Offer Letter, dated as of February 17, 2017, by and between Tenable Network Security, Inc. and John Negron

EX-10.9 15 d548092dex109.htm EX-10.9 EX-10.9

Exhibit 10.9

 

  

Tenable Network Security Inc.

7021 Columbia Gateway Drive, Suite 500

Columbia, MD 21046

410 ###-###-####

www.tenable.com

 

February 17, 2017

John Negron

Re: John Negron Offer Letter (“Offer Letter”)

Dear John:

On behalf of Tenable Network Security, Inc. (“Tenable”), I am pleased to offer you employment in the position of Chief Revenue Officer (with responsibility for World Wide Sales), reporting to me, Tenable’s Chief Executive Officer. This letter sets out the terms of your employment with Tenable, which will start on February 27, 2017 (“Commencement Date”).

As the Chief Revenue Officer, you will be paid a starting base salary of $300,000 per year, less applicable tax and other withholdings in accordance with Tenable’s normal payroll procedure which is semi-monthly (the 7th and the 22nd). You will be eligible to participate in Tenable’s Quarterly Bonus Program, with an annual target bonus equal to up to $285,000 (equivalent to up to 95% of your annual base salary). The actual bonus earned by you (which may be more or less than the annual target) will be based on key financial performance metrics determined by Tenable in its annual Corporate Plan and your achievement of objectives as determined by me. The Quarterly Bonus is prorated based on your start date and subject to normal payroll deductions and to the terms and conditions of Tenable’s discretionary incentive compensation plan in force at that time. Any bonus earned in 2017 will be pro-rated to reflect the number of days in such year that you actually worked as an employee of Tenable.

========================================

- [Required tasks]:
- 1) Please return the part of the Tenable offer letter that opens with the words containing "Offer Letter, dated" and closes with "Network Security Inc.", copied word for word.
- 2) Carry the Tenable offer letter forward, starting after its final sentence.
The material that comes next plays no part in this.

- [Supplied data]:
========================================

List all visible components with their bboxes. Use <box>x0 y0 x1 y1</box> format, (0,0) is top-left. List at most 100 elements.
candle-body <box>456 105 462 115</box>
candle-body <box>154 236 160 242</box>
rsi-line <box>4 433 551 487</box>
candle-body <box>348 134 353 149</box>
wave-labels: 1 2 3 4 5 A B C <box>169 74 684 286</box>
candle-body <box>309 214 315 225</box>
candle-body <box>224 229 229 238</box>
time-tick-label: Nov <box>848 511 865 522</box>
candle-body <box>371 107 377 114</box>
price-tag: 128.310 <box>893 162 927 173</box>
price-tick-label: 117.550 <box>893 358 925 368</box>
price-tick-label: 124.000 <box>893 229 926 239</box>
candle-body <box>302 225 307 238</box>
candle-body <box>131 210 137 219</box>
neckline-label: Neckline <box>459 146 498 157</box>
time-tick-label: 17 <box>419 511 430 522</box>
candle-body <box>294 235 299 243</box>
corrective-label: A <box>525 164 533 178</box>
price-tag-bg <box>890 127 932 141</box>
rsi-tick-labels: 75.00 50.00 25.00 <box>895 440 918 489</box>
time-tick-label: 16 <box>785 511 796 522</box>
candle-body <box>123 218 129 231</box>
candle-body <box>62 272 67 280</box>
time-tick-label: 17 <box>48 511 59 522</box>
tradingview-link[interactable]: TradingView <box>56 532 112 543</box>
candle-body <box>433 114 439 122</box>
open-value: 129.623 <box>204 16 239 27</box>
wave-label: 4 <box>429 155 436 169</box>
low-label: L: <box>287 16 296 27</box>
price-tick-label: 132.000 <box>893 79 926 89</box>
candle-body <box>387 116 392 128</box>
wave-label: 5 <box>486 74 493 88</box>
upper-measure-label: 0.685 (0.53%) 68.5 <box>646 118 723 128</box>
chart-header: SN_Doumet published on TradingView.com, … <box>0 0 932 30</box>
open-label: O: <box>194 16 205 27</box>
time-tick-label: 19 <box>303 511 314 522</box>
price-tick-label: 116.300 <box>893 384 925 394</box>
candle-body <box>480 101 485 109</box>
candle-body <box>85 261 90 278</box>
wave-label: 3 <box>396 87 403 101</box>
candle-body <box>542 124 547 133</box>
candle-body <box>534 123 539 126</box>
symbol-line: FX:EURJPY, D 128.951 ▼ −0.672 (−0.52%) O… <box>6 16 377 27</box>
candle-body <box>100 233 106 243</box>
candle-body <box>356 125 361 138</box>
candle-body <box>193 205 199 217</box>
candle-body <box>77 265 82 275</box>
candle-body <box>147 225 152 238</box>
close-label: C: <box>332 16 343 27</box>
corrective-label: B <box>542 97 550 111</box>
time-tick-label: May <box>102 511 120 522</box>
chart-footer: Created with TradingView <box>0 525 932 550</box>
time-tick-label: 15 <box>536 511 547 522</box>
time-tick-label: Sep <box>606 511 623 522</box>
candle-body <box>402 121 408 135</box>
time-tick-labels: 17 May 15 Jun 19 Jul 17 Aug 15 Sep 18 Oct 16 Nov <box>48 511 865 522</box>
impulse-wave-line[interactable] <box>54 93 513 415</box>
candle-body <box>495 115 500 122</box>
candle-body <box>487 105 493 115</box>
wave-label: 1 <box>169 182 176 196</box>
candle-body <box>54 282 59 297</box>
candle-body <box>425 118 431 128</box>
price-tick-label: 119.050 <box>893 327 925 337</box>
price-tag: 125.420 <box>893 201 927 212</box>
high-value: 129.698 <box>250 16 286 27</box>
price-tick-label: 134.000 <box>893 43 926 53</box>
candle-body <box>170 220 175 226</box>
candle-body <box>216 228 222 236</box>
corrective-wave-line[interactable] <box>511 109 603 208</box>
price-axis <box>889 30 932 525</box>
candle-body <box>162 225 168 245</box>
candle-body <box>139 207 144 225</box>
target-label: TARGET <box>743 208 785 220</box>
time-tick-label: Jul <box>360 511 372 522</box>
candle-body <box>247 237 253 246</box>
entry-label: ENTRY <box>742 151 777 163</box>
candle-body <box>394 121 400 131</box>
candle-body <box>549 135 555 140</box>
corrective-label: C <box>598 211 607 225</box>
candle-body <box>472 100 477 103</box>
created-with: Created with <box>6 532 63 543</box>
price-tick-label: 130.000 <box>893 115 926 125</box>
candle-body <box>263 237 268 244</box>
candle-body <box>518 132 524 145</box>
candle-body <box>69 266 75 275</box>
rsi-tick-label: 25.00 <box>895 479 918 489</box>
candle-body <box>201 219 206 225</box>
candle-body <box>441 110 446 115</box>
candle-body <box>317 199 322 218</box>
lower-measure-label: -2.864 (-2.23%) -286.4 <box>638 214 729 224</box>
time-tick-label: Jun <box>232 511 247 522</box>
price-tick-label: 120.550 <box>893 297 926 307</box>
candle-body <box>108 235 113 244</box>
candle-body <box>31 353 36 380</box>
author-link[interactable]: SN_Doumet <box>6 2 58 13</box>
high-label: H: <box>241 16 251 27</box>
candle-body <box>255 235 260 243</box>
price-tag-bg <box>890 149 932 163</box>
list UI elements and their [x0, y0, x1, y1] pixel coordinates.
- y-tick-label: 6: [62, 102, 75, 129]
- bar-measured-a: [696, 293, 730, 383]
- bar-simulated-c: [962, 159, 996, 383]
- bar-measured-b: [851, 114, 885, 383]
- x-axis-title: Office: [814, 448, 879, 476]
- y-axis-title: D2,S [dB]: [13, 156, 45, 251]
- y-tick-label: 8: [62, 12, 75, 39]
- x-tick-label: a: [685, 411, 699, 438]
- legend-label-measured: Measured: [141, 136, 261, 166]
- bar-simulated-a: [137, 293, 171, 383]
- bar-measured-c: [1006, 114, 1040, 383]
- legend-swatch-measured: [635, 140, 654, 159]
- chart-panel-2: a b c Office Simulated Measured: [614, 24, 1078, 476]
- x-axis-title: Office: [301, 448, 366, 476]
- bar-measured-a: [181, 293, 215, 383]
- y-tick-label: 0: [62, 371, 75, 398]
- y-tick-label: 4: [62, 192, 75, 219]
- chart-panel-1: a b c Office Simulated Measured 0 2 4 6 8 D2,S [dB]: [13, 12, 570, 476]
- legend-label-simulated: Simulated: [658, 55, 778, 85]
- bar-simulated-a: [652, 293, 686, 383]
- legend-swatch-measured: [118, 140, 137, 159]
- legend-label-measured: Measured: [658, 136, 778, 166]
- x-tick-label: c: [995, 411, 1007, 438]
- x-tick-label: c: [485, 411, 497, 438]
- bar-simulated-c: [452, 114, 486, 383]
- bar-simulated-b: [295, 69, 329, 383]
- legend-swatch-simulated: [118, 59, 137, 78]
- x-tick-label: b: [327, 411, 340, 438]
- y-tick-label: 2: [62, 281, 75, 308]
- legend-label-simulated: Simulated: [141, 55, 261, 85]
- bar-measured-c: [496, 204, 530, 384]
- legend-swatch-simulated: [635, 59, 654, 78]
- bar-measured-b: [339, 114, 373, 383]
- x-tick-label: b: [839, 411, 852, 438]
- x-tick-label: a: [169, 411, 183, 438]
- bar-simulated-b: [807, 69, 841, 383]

========================================

- [Task results]:
- 1)
Offer Letter, dated as of February 17, 2017, by and between Tenable Network Security, Inc. and John Negron

EX-10.9 15 d548092dex109.htm EX-10.9 EX-10.9

Exhibit 10.9

 

  

Tenable Network Security Inc.

- 2)
You will also be eligible for paid time off, group health, dental, 401(k) and disability benefits on the same basis as similar situated employees of Tenable, commencing as of the first of the month following your Commencement Date. In the event you opt out of Tenable’s aforementioned benefits program and continue participation in your current plan, your base salary will be increased by $1,000 per month ($12,000 per year) to assist you in funding your cost of participation in such plan. If at some later date you elect to obtain coverage from Tenable, this funding assistance will cease effective on the date your Tenable coverage commences. Tenable expressly reserves the right to change the benefits plans and programs it offers to employees at any time. Tenable has an Executive Long Term Disability benefit provided by Unum (“LTD”). This benefit is available to VPs and executives with a minimum salary of $200,000.00. The basic LTD benefit provided to the U.S. workforce through Metlife has a maximum payment of $10,000.00 a month. This supplemental plan through Unum was procured to provide the additional coverage for a long-term disability. The plan is portable, mandatory, and employee paid.

Given the senior nature of this position, we will request the Board of Directors of Tenable Holdings, Inc. approve a grant of an option to purchase six hundred twenty thousand (620,000) shares of Tenable Holdings, Inc. common stock (the “Option”), based on the share count that Tenable Holdings, Inc. currently anticipates will exist on your start date. The current exercise price is $4.25. One-quarter (1/4th) of the Option will vest based on your continued employment on the first year anniversary of your first day of work, with the remainder of the Option vesting over the subsequent three (3) years period on an equal, quarterly basis subject to your continued employment. For sake of clarity, the Option shall be designated as an “incentive stock option” to the maximum extent possible.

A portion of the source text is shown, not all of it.